Entries with figure data —
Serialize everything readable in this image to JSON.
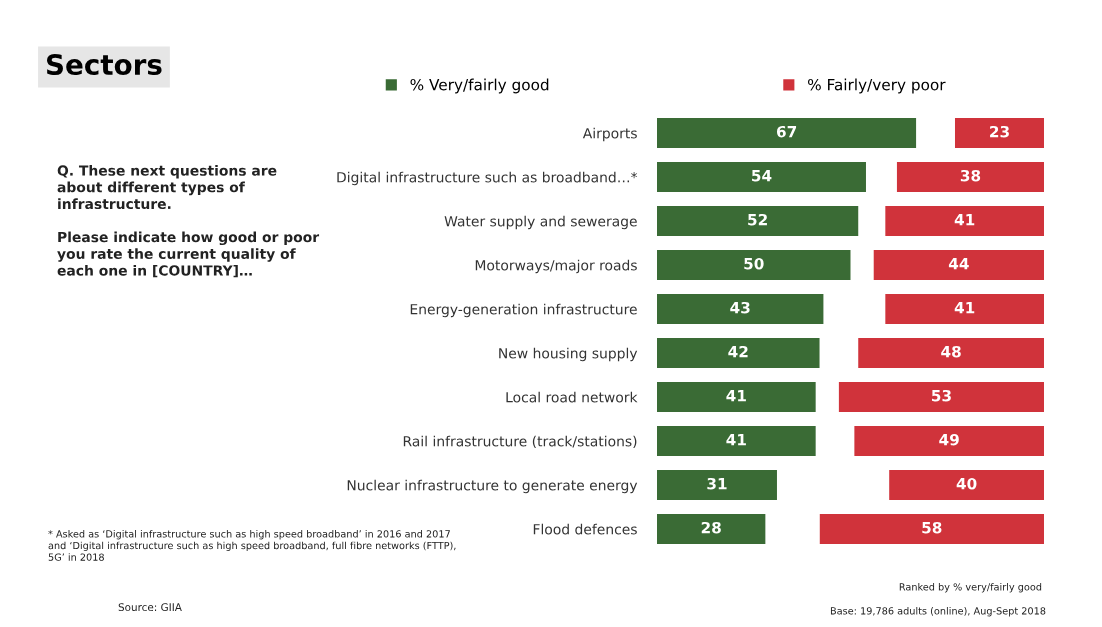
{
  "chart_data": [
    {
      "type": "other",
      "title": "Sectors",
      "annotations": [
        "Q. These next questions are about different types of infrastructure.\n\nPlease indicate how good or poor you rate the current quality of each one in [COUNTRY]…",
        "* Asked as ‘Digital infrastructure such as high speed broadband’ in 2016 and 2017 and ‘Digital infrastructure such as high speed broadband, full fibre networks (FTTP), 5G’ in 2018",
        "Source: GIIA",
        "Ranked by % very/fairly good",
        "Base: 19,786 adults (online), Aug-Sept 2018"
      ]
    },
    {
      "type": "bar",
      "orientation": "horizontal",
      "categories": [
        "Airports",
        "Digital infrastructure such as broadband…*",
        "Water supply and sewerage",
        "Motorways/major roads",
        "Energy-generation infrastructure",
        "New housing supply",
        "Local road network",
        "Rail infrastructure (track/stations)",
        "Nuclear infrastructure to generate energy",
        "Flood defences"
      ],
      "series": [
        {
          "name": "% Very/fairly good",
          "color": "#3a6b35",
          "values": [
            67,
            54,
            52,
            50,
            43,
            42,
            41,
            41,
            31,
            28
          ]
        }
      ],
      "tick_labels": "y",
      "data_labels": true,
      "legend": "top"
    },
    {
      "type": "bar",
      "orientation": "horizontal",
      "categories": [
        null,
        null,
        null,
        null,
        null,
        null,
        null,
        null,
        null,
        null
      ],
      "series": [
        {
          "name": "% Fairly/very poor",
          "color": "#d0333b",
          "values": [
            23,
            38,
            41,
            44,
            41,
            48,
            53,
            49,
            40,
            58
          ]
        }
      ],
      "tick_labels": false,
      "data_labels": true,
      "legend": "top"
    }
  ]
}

PROBLEM STATEMENT —
Output each line exactly; omit every picture.

SOLUTION TO THE PROBLEM —
Serialize everything readable in this image to JSON.
{
  "chart_data": [
    {
      "type": "other",
      "title": "Sectors",
      "annotations": [
        "Q. These next questions are about different types of infrastructure.\n\nPlease indicate how good or poor you rate the current quality of each one in [COUNTRY]…",
        "* Asked as ‘Digital infrastructure such as high speed broadband’ in 2016 and 2017 and ‘Digital infrastructure such as high speed broadband, full fibre networks (FTTP), 5G’ in 2018",
        "Source: GIIA",
        "Ranked by % very/fairly good",
        "Base: 19,786 adults (online), Aug-Sept 2018"
      ]
    },
    {
      "type": "bar",
      "orientation": "horizontal",
      "categories": [
        "Airports",
        "Digital infrastructure such as broadband…*",
        "Water supply and sewerage",
        "Motorways/major roads",
        "Energy-generation infrastructure",
        "New housing supply",
        "Local road network",
        "Rail infrastructure (track/stations)",
        "Nuclear infrastructure to generate energy",
        "Flood defences"
      ],
      "series": [
        {
          "name": "% Very/fairly good",
          "color": "#3a6b35",
          "values": [
            67,
            54,
            52,
            50,
            43,
            42,
            41,
            41,
            31,
            28
          ]
        }
      ],
      "tick_labels": "y",
      "data_labels": true,
      "legend": "top"
    },
    {
      "type": "bar",
      "orientation": "horizontal",
      "categories": [
        null,
        null,
        null,
        null,
        null,
        null,
        null,
        null,
        null,
        null
      ],
      "series": [
        {
          "name": "% Fairly/very poor",
          "color": "#d0333b",
          "values": [
            23,
            38,
            41,
            44,
            41,
            48,
            53,
            49,
            40,
            58
          ]
        }
      ],
      "tick_labels": false,
      "data_labels": true,
      "legend": "top"
    }
  ]
}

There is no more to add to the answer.